>> begin Material for the task

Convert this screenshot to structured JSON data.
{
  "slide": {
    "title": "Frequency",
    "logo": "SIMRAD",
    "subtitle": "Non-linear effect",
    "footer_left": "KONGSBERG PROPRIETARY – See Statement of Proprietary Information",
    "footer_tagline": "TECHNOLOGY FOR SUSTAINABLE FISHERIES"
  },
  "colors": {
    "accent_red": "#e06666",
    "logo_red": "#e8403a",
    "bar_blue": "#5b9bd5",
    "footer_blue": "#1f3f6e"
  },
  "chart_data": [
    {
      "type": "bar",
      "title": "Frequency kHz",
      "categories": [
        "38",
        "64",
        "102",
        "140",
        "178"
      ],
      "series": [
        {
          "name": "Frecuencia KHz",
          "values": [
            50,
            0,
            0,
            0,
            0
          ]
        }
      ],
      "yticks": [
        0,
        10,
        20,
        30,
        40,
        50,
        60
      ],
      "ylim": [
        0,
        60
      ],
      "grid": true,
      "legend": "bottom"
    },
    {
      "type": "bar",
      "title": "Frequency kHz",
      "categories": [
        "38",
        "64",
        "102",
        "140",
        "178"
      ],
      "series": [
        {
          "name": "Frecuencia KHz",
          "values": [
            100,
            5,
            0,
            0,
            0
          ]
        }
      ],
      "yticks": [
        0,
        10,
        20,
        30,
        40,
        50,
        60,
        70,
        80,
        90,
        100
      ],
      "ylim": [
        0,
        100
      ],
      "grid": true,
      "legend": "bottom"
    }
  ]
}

>> end Material for the task

Your task: Return all the data above once more, precisely as given.

The output:
Convert this screenshot to structured JSON data.
{
  "slide": {
    "title": "Frequency",
    "logo": "SIMRAD",
    "subtitle": "Non-linear effect",
    "footer_left": "KONGSBERG PROPRIETARY – See Statement of Proprietary Information",
    "footer_tagline": "TECHNOLOGY FOR SUSTAINABLE FISHERIES"
  },
  "colors": {
    "accent_red": "#e06666",
    "logo_red": "#e8403a",
    "bar_blue": "#5b9bd5",
    "footer_blue": "#1f3f6e"
  },
  "chart_data": [
    {
      "type": "bar",
      "title": "Frequency kHz",
      "categories": [
        "38",
        "64",
        "102",
        "140",
        "178"
      ],
      "series": [
        {
          "name": "Frecuencia KHz",
          "values": [
            50,
            0,
            0,
            0,
            0
          ]
        }
      ],
      "yticks": [
        0,
        10,
        20,
        30,
        40,
        50,
        60
      ],
      "ylim": [
        0,
        60
      ],
      "grid": true,
      "legend": "bottom"
    },
    {
      "type": "bar",
      "title": "Frequency kHz",
      "categories": [
        "38",
        "64",
        "102",
        "140",
        "178"
      ],
      "series": [
        {
          "name": "Frecuencia KHz",
          "values": [
            100,
            5,
            0,
            0,
            0
          ]
        }
      ],
      "yticks": [
        0,
        10,
        20,
        30,
        40,
        50,
        60,
        70,
        80,
        90,
        100
      ],
      "ylim": [
        0,
        100
      ],
      "grid": true,
      "legend": "bottom"
    }
  ]
}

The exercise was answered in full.